**PROBLEM DETAILS:** Each line in the entries below that holds the string "Lisa" is to be listed.

**TASK MATERIAL:**
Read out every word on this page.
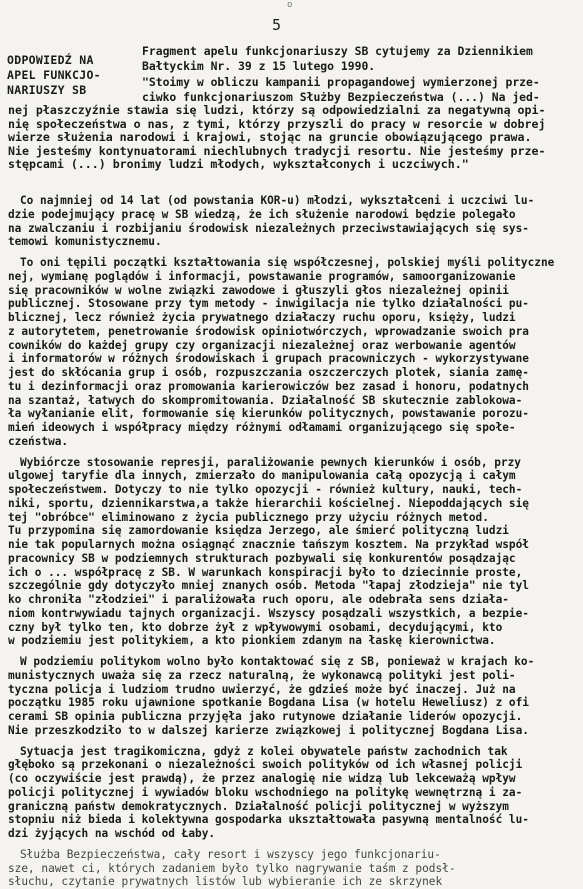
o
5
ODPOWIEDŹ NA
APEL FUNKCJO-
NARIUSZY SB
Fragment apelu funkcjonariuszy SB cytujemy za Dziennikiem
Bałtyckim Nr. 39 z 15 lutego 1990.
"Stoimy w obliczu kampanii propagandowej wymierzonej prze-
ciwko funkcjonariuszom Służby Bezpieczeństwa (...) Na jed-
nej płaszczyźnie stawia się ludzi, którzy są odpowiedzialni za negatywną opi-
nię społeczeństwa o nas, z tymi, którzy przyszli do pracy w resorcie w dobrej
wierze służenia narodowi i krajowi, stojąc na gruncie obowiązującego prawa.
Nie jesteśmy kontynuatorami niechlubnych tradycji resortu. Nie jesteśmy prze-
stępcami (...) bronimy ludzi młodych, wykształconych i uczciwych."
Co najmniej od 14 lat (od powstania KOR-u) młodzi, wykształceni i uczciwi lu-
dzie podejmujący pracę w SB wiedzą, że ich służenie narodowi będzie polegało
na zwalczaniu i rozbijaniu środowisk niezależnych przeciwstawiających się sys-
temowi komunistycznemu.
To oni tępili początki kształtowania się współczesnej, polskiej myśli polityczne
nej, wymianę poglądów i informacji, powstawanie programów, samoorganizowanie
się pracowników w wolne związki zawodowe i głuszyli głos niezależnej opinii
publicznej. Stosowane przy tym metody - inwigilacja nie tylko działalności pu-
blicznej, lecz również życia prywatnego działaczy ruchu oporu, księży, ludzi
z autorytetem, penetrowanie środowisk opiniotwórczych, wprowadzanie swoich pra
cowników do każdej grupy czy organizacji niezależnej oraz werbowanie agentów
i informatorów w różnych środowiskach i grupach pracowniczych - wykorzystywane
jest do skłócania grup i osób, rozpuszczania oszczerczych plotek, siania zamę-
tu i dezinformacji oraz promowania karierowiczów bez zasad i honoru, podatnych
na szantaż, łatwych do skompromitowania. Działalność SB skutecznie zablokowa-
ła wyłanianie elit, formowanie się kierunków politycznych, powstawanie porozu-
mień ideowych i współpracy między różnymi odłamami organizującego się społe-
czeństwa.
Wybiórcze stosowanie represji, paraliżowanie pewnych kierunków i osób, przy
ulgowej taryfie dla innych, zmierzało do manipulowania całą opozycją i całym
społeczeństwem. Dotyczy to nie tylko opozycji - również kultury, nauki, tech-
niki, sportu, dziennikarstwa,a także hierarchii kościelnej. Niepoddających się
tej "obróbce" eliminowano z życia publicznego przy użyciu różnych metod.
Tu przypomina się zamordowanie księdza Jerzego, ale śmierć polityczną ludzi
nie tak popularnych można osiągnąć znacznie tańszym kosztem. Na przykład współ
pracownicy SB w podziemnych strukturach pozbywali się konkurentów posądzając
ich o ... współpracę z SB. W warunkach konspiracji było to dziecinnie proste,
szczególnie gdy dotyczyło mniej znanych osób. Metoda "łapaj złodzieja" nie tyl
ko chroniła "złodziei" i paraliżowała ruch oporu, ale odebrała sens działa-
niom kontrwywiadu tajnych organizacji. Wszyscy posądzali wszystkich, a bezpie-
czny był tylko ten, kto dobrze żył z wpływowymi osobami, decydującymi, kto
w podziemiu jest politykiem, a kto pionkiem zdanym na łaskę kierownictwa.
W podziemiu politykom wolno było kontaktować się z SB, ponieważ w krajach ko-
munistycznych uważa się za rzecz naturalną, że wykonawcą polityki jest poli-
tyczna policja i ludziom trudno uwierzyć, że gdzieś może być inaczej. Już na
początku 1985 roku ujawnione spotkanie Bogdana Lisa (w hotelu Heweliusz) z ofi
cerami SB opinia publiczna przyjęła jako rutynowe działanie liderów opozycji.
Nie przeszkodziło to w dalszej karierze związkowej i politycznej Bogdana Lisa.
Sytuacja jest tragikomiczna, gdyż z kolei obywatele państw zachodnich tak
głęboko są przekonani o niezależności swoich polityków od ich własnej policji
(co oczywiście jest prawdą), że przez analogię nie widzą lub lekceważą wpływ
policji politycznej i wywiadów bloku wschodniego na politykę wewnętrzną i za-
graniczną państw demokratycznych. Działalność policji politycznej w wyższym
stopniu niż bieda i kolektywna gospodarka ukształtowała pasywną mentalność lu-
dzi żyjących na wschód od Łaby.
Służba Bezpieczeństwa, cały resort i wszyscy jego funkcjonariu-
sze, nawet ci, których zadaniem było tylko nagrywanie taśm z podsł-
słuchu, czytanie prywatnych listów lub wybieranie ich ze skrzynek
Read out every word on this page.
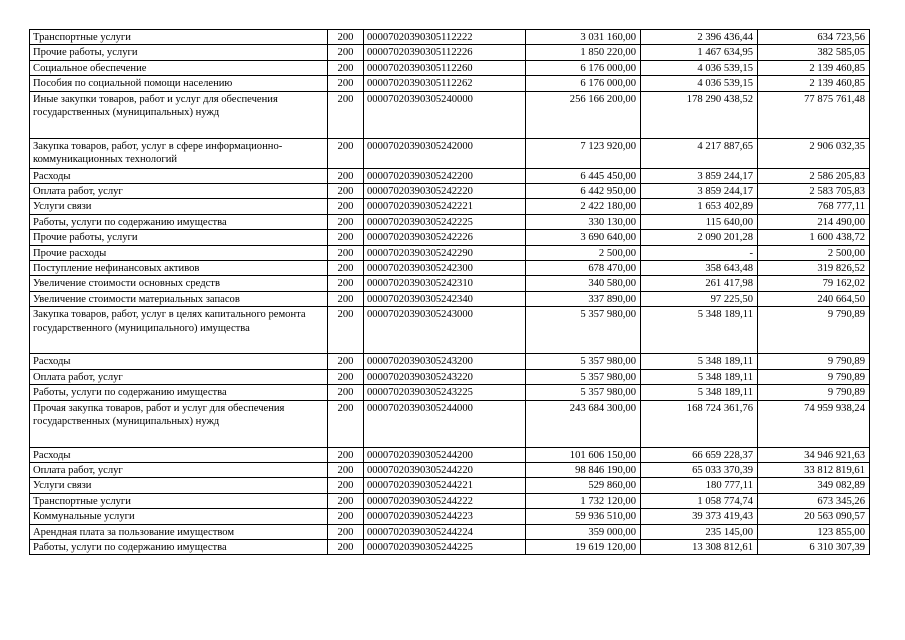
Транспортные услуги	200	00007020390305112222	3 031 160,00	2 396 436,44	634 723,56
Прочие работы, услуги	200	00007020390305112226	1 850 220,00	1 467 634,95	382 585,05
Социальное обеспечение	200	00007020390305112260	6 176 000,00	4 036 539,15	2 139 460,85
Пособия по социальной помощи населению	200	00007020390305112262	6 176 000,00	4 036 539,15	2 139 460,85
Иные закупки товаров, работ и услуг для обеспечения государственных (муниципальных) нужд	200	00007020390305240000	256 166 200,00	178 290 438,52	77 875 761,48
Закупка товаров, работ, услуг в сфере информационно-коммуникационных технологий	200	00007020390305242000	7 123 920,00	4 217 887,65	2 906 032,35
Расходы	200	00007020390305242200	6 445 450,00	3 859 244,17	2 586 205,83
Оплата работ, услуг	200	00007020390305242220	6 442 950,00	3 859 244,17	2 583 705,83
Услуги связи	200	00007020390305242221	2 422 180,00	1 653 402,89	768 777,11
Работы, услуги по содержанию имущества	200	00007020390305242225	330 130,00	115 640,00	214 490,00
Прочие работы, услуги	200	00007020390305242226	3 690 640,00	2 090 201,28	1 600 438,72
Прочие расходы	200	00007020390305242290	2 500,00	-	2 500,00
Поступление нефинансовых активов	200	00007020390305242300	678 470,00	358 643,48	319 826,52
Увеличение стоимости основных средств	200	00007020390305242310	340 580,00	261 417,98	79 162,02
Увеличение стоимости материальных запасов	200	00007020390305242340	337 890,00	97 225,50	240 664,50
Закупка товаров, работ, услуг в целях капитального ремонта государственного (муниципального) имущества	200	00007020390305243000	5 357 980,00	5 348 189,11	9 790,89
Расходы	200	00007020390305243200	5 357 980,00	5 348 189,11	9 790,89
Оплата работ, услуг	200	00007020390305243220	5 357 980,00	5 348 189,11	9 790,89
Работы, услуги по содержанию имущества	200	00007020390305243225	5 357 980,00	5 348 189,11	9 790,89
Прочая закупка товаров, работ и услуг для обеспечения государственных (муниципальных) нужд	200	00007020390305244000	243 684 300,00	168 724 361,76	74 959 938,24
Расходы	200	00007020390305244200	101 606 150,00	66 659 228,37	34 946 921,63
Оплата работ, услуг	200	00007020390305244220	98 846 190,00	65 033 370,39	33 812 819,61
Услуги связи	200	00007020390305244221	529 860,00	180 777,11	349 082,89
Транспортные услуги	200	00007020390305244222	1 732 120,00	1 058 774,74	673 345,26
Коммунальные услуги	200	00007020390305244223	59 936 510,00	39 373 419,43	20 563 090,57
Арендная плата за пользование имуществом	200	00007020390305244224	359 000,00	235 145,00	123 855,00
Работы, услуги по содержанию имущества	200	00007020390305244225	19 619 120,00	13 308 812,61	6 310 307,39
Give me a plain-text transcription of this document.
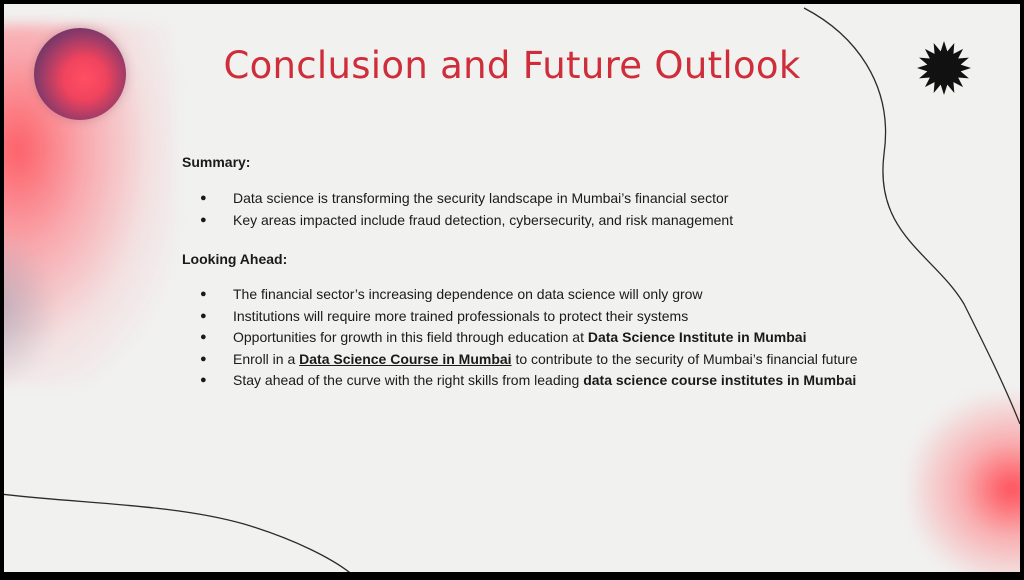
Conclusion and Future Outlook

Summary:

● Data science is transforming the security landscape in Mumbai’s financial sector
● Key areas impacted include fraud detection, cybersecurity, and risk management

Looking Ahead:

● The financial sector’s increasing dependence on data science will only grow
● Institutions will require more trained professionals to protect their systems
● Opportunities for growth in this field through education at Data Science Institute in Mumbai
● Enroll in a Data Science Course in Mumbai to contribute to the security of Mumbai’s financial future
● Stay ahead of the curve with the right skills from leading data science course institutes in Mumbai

**OUTPUT:**
początku 1985 roku ujawnione spotkanie Bogdana Lisa (w hotelu Heweliusz) z ofi
Nie przeszkodziło to w dalszej karierze związkowej i politycznej Bogdana Lisa.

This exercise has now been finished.